*RECORDS SUPPLIED*.
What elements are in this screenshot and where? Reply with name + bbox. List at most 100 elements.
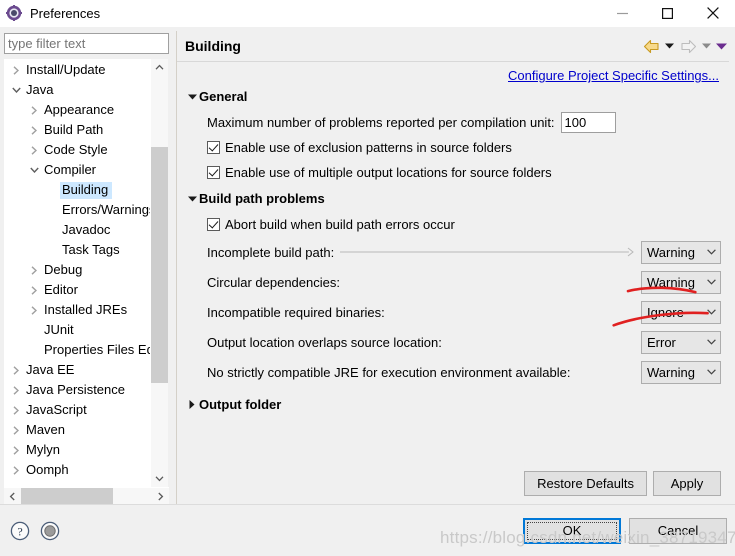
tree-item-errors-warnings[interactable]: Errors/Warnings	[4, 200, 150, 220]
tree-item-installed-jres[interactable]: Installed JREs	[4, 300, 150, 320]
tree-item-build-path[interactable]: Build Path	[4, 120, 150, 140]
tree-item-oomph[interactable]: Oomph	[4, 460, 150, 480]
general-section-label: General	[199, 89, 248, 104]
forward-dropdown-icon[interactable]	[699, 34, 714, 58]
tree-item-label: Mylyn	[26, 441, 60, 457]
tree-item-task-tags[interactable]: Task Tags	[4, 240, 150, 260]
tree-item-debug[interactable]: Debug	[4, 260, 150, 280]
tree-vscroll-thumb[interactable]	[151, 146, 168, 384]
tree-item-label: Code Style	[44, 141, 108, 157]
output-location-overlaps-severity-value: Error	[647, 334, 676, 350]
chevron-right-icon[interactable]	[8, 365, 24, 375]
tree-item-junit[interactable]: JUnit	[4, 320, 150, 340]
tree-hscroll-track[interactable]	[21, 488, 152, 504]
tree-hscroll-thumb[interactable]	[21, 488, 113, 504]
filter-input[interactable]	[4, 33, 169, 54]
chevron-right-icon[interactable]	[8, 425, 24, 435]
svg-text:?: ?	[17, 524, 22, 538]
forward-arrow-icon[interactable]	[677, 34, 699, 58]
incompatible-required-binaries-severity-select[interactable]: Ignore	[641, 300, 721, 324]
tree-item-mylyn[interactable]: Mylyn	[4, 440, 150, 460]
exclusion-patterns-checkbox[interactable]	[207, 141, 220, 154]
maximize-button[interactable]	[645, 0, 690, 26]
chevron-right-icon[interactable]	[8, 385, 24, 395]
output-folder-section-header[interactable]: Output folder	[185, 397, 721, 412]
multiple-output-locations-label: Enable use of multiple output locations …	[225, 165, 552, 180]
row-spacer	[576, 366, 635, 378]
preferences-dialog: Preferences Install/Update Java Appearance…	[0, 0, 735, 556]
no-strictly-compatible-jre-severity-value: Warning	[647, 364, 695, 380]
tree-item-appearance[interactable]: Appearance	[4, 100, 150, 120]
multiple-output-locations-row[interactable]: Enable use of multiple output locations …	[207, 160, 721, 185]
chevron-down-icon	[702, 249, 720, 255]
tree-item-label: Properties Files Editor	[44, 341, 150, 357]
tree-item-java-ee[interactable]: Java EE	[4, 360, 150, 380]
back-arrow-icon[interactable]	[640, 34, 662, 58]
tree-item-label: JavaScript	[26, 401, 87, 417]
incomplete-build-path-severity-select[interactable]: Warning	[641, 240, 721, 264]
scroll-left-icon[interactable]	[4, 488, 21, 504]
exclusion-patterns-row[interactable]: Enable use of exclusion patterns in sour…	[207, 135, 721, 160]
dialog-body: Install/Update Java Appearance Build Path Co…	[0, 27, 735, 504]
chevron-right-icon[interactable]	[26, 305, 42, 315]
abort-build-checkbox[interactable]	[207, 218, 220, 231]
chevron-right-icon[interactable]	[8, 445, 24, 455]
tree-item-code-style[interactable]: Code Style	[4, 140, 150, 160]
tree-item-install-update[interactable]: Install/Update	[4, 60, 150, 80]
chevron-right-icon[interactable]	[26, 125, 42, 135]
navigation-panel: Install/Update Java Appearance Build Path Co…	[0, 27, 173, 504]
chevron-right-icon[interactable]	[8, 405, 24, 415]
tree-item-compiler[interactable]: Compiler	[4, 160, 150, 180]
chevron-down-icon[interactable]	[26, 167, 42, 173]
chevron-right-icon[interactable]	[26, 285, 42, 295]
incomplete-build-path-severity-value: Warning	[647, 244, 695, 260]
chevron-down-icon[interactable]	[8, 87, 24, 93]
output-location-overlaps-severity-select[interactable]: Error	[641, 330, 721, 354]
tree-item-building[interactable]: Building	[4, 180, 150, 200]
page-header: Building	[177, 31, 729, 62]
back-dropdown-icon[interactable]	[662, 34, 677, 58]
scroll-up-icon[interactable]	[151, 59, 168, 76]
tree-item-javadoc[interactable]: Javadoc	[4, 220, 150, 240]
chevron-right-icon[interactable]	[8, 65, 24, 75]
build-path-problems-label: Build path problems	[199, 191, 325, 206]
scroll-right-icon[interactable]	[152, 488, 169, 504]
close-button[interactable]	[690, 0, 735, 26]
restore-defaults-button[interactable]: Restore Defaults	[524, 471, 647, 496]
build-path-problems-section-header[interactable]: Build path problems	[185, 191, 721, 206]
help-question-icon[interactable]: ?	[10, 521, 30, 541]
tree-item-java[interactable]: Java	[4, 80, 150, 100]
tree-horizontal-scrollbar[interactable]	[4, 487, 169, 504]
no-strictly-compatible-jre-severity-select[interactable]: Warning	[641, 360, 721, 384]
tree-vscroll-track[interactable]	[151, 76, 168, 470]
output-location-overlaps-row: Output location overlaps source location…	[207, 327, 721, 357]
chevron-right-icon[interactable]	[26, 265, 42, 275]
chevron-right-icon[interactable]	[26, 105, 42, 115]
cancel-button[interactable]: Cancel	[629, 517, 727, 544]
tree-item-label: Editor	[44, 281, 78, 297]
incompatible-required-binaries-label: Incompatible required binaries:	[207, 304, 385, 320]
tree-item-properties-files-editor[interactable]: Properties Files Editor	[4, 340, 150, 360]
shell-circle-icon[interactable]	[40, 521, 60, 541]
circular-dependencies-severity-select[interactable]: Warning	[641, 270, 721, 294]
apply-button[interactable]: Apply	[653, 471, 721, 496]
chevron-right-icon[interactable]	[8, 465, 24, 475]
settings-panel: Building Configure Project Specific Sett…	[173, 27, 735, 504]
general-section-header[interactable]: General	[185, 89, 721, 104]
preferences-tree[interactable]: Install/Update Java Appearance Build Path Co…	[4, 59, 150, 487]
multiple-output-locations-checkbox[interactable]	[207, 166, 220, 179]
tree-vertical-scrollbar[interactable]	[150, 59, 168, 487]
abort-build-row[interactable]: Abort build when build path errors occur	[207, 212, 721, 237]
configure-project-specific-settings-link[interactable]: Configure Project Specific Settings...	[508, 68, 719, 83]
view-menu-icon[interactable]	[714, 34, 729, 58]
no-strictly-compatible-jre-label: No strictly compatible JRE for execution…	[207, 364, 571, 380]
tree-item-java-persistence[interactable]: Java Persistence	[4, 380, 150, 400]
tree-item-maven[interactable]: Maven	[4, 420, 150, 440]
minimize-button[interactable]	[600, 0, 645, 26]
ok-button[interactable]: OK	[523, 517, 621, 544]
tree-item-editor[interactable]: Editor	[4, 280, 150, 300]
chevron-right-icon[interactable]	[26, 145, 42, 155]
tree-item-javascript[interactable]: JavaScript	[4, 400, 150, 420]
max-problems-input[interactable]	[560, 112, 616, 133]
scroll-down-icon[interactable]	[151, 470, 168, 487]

*EXERCISE*.
Copy out all of the data above line for line, without changing anything, and leave out the pictures.

*EXERCISE SOLUTION*.
What elements are in this screenshot and where? Reply with name + bbox. List at most 100 elements.
tree-item-errors-warnings[interactable]: Errors/Warnings	[4, 200, 150, 220]
tree-item-installed-jres[interactable]: Installed JREs	[4, 300, 150, 320]
tree-item-build-path[interactable]: Build Path	[4, 120, 150, 140]
tree-item-oomph[interactable]: Oomph	[4, 460, 150, 480]
general-section-label: General	[199, 89, 248, 104]
forward-dropdown-icon[interactable]	[699, 34, 714, 58]
tree-item-label: Mylyn	[26, 441, 60, 457]
tree-item-task-tags[interactable]: Task Tags	[4, 240, 150, 260]
tree-item-debug[interactable]: Debug	[4, 260, 150, 280]
tree-vscroll-thumb[interactable]	[151, 146, 168, 384]
tree-item-label: Code Style	[44, 141, 108, 157]
output-location-overlaps-severity-value: Error	[647, 334, 676, 350]
chevron-right-icon[interactable]	[8, 365, 24, 375]
tree-item-junit[interactable]: JUnit	[4, 320, 150, 340]
tree-hscroll-track[interactable]	[21, 488, 152, 504]
tree-hscroll-thumb[interactable]	[21, 488, 113, 504]
filter-input[interactable]	[4, 33, 169, 54]
chevron-right-icon[interactable]	[8, 425, 24, 435]
svg-text:?: ?	[17, 524, 22, 538]
forward-arrow-icon[interactable]	[677, 34, 699, 58]
incompatible-required-binaries-severity-select[interactable]: Ignore	[641, 300, 721, 324]
tree-item-mylyn[interactable]: Mylyn	[4, 440, 150, 460]
exclusion-patterns-checkbox[interactable]	[207, 141, 220, 154]
maximize-button[interactable]	[645, 0, 690, 26]
chevron-right-icon[interactable]	[8, 385, 24, 395]
output-folder-section-header[interactable]: Output folder	[185, 397, 721, 412]
multiple-output-locations-label: Enable use of multiple output locations …	[225, 165, 552, 180]
row-spacer	[576, 366, 635, 378]
preferences-dialog: Preferences Install/Update Java Appearance…	[0, 0, 735, 556]
no-strictly-compatible-jre-severity-value: Warning	[647, 364, 695, 380]
tree-item-appearance[interactable]: Appearance	[4, 100, 150, 120]
multiple-output-locations-row[interactable]: Enable use of multiple output locations …	[207, 160, 721, 185]
chevron-down-icon	[702, 249, 720, 255]
tree-item-label: Properties Files Editor	[44, 341, 150, 357]
tree-item-java-ee[interactable]: Java EE	[4, 360, 150, 380]
back-arrow-icon[interactable]	[640, 34, 662, 58]
tree-item-label: JavaScript	[26, 401, 87, 417]
incomplete-build-path-severity-select[interactable]: Warning	[641, 240, 721, 264]
scroll-left-icon[interactable]	[4, 488, 21, 504]
exclusion-patterns-row[interactable]: Enable use of exclusion patterns in sour…	[207, 135, 721, 160]
dialog-body: Install/Update Java Appearance Build Path Co…	[0, 27, 735, 504]
chevron-right-icon[interactable]	[26, 305, 42, 315]
abort-build-checkbox[interactable]	[207, 218, 220, 231]
chevron-right-icon[interactable]	[8, 445, 24, 455]
tree-item-code-style[interactable]: Code Style	[4, 140, 150, 160]
tree-item-install-update[interactable]: Install/Update	[4, 60, 150, 80]
chevron-right-icon[interactable]	[26, 125, 42, 135]
navigation-panel: Install/Update Java Appearance Build Path Co…	[0, 27, 173, 504]
chevron-right-icon[interactable]	[8, 405, 24, 415]
tree-item-compiler[interactable]: Compiler	[4, 160, 150, 180]
chevron-down-icon[interactable]	[26, 167, 42, 173]
chevron-right-icon[interactable]	[26, 285, 42, 295]
incomplete-build-path-severity-value: Warning	[647, 244, 695, 260]
chevron-down-icon[interactable]	[8, 87, 24, 93]
output-location-overlaps-severity-select[interactable]: Error	[641, 330, 721, 354]
tree-item-building[interactable]: Building	[4, 180, 150, 200]
page-header: Building	[177, 31, 729, 62]
back-dropdown-icon[interactable]	[662, 34, 677, 58]
scroll-up-icon[interactable]	[151, 59, 168, 76]
tree-item-javadoc[interactable]: Javadoc	[4, 220, 150, 240]
chevron-right-icon[interactable]	[8, 65, 24, 75]
build-path-problems-label: Build path problems	[199, 191, 325, 206]
scroll-right-icon[interactable]	[152, 488, 169, 504]
close-button[interactable]	[690, 0, 735, 26]
restore-defaults-button[interactable]: Restore Defaults	[524, 471, 647, 496]
build-path-problems-section-header[interactable]: Build path problems	[185, 191, 721, 206]
help-question-icon[interactable]: ?	[10, 521, 30, 541]
tree-item-java[interactable]: Java	[4, 80, 150, 100]
tree-horizontal-scrollbar[interactable]	[4, 487, 169, 504]
no-strictly-compatible-jre-severity-select[interactable]: Warning	[641, 360, 721, 384]
tree-vscroll-track[interactable]	[151, 76, 168, 470]
output-location-overlaps-row: Output location overlaps source location…	[207, 327, 721, 357]
chevron-right-icon[interactable]	[26, 265, 42, 275]
chevron-right-icon[interactable]	[26, 105, 42, 115]
cancel-button[interactable]: Cancel	[629, 517, 727, 544]
tree-item-label: Editor	[44, 281, 78, 297]
incompatible-required-binaries-label: Incompatible required binaries:	[207, 304, 385, 320]
tree-item-properties-files-editor[interactable]: Properties Files Editor	[4, 340, 150, 360]
shell-circle-icon[interactable]	[40, 521, 60, 541]
circular-dependencies-severity-select[interactable]: Warning	[641, 270, 721, 294]
apply-button[interactable]: Apply	[653, 471, 721, 496]
chevron-right-icon[interactable]	[8, 465, 24, 475]
settings-panel: Building Configure Project Specific Sett…	[173, 27, 735, 504]
general-section-header[interactable]: General	[185, 89, 721, 104]
preferences-tree[interactable]: Install/Update Java Appearance Build Path Co…	[4, 59, 150, 487]
multiple-output-locations-checkbox[interactable]	[207, 166, 220, 179]
tree-vertical-scrollbar[interactable]	[150, 59, 168, 487]
abort-build-row[interactable]: Abort build when build path errors occur	[207, 212, 721, 237]
configure-project-specific-settings-link[interactable]: Configure Project Specific Settings...	[508, 68, 719, 83]
view-menu-icon[interactable]	[714, 34, 729, 58]
no-strictly-compatible-jre-label: No strictly compatible JRE for execution…	[207, 364, 571, 380]
tree-item-java-persistence[interactable]: Java Persistence	[4, 380, 150, 400]
tree-item-maven[interactable]: Maven	[4, 420, 150, 440]
minimize-button[interactable]	[600, 0, 645, 26]
ok-button[interactable]: OK	[523, 517, 621, 544]
tree-item-editor[interactable]: Editor	[4, 280, 150, 300]
chevron-right-icon[interactable]	[26, 145, 42, 155]
tree-item-javascript[interactable]: JavaScript	[4, 400, 150, 420]
max-problems-input[interactable]	[560, 112, 616, 133]
scroll-down-icon[interactable]	[151, 470, 168, 487]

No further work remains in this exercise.